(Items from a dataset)
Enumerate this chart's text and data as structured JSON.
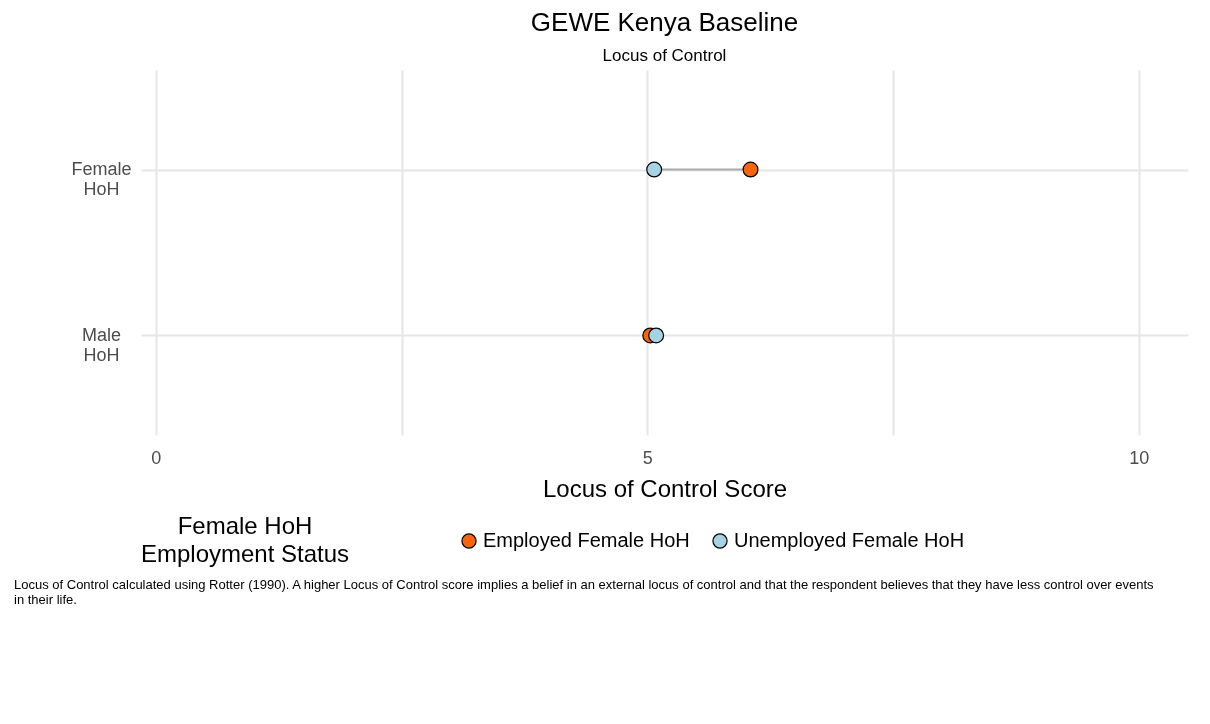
{
  "chart_data": {
    "type": "scatter",
    "title": "GEWE Kenya Baseline",
    "subtitle": "Locus of Control",
    "orientation": "horizontal",
    "categories": [
      "Female HoH",
      "Male HoH"
    ],
    "series": [
      {
        "name": "Employed Female HoH",
        "color": "#f8650c",
        "values": [
          6.05,
          5.03
        ]
      },
      {
        "name": "Unemployed Female HoH",
        "color": "#a6d3e3",
        "values": [
          5.07,
          5.09
        ]
      }
    ],
    "xlabel": "Locus of Control Score",
    "legend_title": "Female HoH Employment Status",
    "xlim": [
      -0.15,
      10.5
    ],
    "xticks": [
      0,
      {
        "value": 2.5,
        "label": null
      },
      5,
      {
        "value": 7.5,
        "label": null
      },
      10
    ],
    "grid": true,
    "legend": "bottom",
    "marker": "circle",
    "annotations": [
      "Locus of Control calculated using Rotter (1990). A higher Locus of Control score implies a belief in an external locus of control and that the respondent believes that they have less control over events in their life."
    ]
  }
}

#### Written problem
Gather each line in the entries above where the string "Control" is found.

#### Reply
    "subtitle": "Locus of Control",
    "xlabel": "Locus of Control Score",
      "Locus of Control calculated using Rotter (1990). A higher Locus of Control score implies a belief in an external locus of control and that the respondent believes that they have less control over events in their life."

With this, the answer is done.